» **THE TASK**:
Look through the records below, count the lines with the word "races", and reply with only the number.

» **MATERIAL PROVIDED**:
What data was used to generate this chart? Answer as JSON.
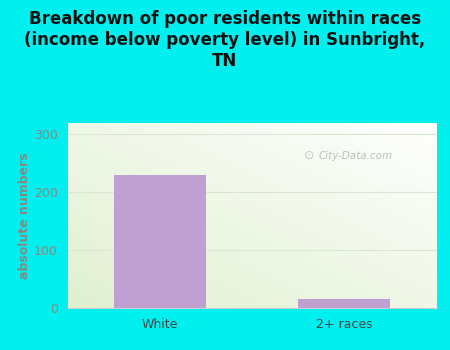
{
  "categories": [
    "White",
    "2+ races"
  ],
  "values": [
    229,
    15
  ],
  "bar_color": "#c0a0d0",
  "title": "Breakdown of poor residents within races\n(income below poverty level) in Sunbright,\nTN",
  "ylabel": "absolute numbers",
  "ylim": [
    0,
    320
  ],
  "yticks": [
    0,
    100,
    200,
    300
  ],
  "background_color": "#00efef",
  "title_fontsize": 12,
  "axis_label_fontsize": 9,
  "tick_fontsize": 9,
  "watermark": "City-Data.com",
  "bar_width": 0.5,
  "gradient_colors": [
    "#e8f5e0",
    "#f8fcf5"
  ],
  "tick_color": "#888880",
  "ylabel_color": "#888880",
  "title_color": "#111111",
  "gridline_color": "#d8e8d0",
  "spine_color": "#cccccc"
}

...

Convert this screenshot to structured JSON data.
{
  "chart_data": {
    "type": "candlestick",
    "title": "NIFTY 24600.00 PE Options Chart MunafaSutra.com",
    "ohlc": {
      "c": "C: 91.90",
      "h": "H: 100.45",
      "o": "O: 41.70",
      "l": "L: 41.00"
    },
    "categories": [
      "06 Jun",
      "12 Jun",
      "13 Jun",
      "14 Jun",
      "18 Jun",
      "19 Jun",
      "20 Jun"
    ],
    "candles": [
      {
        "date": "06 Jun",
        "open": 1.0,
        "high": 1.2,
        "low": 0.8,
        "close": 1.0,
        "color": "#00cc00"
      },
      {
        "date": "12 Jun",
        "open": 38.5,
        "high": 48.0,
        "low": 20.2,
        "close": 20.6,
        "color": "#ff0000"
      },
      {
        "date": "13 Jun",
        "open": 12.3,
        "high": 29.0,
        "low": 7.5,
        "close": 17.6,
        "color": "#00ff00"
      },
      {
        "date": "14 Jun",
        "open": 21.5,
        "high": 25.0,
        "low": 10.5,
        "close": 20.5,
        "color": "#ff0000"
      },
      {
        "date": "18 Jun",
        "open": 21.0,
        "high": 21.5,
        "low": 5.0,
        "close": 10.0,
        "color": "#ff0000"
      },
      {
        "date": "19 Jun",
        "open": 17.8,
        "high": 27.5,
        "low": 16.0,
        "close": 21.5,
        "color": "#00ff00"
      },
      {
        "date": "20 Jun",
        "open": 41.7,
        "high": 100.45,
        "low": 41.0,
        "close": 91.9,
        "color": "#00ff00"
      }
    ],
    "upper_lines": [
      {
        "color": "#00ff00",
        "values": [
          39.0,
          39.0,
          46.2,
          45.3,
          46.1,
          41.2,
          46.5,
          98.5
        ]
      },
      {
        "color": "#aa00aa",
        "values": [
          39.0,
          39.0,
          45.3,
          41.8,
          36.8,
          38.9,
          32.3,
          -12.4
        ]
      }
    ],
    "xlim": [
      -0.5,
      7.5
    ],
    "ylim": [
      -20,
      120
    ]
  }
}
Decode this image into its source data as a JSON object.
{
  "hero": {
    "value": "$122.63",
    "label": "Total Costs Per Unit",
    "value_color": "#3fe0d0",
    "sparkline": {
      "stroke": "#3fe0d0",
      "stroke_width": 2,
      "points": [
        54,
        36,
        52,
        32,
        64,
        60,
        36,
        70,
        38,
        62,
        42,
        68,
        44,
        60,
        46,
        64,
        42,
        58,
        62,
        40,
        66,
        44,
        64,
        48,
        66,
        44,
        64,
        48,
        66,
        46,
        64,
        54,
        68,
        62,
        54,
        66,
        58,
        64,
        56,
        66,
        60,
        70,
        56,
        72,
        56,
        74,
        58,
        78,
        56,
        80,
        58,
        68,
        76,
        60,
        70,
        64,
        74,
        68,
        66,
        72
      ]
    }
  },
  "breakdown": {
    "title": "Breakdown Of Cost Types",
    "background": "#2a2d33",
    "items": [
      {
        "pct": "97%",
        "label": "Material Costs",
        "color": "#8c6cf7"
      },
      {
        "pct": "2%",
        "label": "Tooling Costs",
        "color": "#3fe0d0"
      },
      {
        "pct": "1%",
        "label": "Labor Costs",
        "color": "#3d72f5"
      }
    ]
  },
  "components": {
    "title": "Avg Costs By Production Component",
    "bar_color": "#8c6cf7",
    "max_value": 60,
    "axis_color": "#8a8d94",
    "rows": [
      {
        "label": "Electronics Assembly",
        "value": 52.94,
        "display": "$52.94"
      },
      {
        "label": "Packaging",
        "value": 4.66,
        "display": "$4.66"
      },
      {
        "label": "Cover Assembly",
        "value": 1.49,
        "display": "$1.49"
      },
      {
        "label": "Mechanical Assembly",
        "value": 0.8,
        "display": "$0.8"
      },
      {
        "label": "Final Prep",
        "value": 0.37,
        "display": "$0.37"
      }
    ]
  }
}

» **COMPLETE ANSWER**:
2